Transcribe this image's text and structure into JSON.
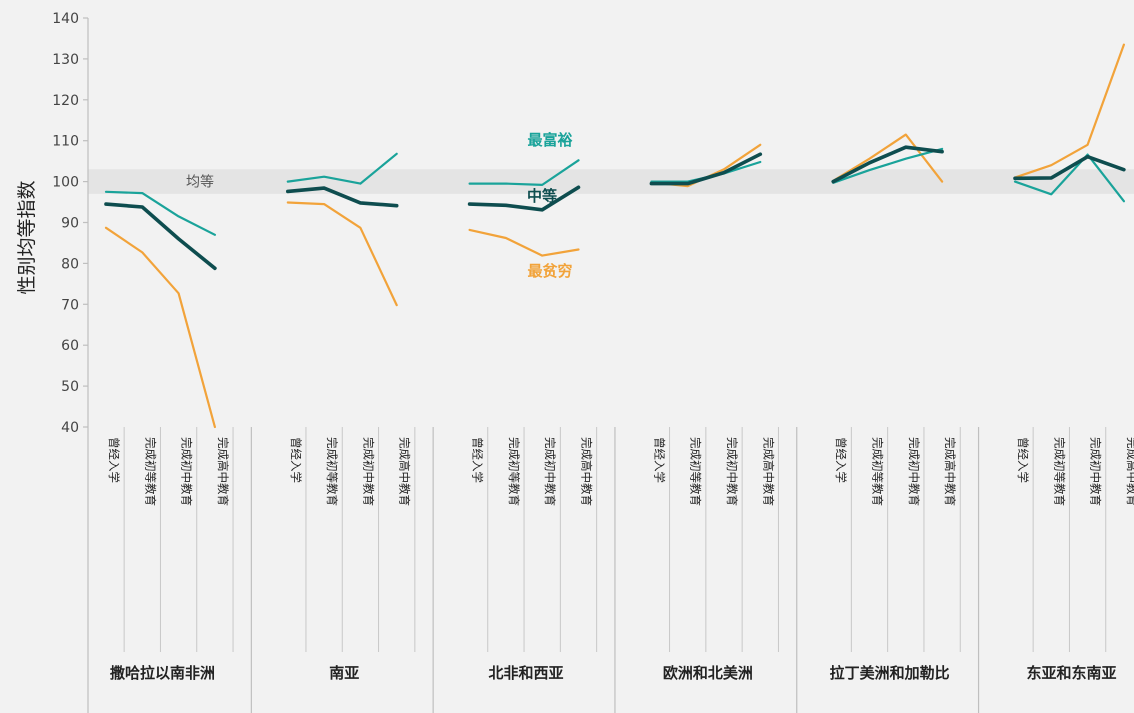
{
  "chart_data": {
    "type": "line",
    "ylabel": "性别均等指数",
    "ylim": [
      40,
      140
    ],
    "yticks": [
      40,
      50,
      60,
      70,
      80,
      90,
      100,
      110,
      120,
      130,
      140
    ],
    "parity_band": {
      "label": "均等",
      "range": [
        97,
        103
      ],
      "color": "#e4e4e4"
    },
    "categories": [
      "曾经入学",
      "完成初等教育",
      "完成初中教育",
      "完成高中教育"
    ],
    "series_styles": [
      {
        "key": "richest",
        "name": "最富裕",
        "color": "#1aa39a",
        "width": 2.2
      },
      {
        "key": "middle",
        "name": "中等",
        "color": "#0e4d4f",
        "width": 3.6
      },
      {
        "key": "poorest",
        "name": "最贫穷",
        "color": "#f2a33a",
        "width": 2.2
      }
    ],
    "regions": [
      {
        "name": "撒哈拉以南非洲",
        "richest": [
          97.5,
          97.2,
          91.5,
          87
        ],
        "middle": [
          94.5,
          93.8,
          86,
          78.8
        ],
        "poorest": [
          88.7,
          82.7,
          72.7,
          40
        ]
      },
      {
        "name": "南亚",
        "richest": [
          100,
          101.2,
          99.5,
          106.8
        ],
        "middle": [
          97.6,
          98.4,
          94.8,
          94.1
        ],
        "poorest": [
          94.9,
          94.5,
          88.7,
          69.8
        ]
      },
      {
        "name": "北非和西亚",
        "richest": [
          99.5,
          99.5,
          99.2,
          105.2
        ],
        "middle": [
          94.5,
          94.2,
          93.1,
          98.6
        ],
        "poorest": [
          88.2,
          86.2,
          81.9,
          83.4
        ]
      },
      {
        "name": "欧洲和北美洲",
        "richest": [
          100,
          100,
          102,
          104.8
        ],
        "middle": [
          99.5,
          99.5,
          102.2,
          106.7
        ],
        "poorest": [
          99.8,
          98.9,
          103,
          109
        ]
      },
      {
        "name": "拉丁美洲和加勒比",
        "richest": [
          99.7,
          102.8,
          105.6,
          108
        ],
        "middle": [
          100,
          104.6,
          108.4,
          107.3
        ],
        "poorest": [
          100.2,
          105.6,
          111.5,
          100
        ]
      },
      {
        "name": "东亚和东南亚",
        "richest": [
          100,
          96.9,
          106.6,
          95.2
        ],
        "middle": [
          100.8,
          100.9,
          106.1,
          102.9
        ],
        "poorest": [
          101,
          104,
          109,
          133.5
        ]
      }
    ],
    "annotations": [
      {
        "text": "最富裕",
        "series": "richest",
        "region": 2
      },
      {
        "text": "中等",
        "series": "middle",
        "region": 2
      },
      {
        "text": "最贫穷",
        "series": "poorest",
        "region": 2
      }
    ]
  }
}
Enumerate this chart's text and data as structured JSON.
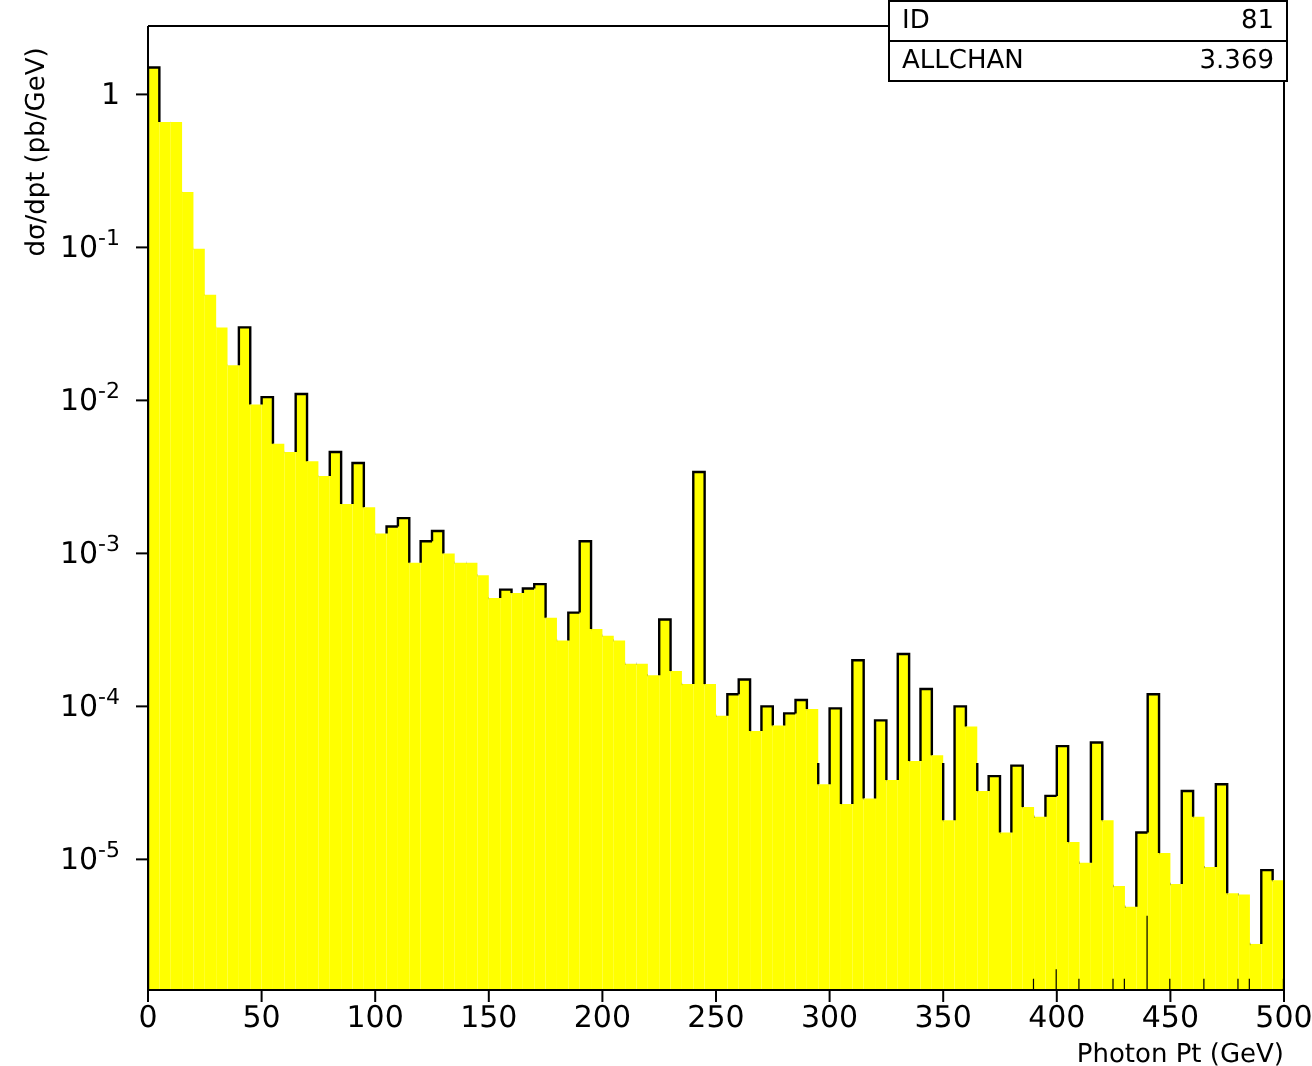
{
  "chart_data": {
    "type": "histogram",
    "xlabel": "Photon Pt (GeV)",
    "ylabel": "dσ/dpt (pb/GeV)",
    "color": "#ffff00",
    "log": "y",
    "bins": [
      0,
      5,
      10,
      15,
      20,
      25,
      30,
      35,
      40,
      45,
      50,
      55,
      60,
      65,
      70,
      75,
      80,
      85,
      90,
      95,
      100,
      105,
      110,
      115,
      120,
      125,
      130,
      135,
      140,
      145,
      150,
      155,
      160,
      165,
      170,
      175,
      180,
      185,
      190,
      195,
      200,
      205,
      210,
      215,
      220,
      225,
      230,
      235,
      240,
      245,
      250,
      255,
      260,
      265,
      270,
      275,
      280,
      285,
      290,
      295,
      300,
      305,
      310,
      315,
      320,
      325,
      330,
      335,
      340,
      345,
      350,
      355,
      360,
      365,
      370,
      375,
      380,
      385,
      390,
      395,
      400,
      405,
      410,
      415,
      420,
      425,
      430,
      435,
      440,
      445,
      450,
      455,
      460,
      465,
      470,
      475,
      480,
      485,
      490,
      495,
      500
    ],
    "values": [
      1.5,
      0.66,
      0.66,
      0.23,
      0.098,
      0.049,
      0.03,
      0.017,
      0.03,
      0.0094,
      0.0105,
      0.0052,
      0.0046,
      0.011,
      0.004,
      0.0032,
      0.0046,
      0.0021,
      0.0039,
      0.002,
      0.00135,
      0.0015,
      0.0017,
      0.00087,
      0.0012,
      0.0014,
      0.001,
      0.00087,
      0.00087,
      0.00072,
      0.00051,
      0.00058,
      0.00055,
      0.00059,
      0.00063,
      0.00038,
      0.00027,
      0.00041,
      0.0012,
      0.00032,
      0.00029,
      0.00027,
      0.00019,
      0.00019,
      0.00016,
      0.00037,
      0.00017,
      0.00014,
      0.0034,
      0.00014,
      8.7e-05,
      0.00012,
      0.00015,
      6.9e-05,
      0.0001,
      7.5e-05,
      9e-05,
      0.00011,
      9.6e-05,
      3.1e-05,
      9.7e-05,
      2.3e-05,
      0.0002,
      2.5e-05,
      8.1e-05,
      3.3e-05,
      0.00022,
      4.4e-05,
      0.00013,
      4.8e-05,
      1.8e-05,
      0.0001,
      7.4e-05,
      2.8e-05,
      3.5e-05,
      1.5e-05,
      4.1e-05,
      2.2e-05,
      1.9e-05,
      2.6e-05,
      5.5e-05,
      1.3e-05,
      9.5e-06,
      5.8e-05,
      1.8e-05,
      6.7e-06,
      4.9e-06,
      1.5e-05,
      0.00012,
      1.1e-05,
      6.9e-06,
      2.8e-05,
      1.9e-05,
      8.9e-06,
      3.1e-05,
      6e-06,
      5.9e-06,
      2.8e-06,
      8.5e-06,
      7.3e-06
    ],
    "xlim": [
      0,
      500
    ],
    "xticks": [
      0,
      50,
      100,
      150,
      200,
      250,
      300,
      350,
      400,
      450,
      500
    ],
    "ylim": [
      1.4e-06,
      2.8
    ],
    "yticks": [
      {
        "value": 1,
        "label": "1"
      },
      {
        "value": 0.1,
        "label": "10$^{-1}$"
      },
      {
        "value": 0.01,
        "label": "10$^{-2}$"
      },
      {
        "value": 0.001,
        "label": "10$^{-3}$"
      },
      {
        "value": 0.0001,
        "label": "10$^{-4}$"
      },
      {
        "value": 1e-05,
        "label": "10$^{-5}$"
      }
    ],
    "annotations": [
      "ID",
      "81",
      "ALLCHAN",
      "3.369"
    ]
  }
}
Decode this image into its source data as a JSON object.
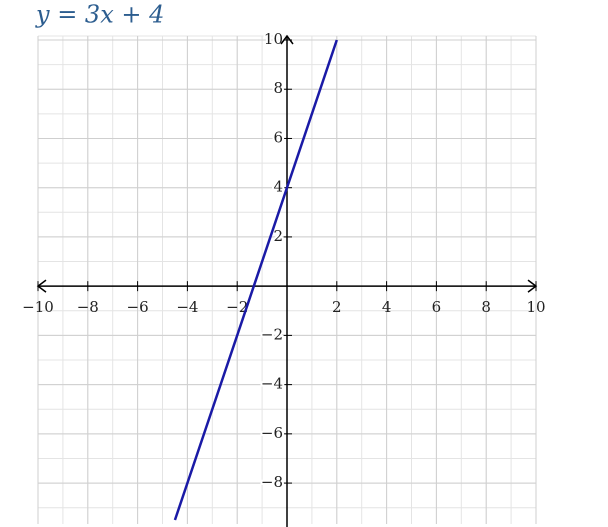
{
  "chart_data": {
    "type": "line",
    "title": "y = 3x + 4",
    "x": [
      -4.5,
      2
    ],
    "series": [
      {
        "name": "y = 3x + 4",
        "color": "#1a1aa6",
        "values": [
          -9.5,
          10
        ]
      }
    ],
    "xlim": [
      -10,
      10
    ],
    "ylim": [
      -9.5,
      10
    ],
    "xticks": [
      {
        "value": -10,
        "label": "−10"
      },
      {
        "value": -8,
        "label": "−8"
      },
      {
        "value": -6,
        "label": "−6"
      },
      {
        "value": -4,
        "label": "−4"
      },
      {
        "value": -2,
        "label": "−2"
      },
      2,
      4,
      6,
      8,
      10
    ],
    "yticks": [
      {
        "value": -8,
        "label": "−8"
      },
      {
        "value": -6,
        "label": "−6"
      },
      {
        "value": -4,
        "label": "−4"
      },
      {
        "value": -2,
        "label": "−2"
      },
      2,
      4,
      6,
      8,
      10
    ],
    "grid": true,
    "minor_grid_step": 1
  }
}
======
#### EXERCISE PROMPT:
Report the number of lines above that contain the word "image", and only that number.

#### OUTPUT FOR THIS TASK:
2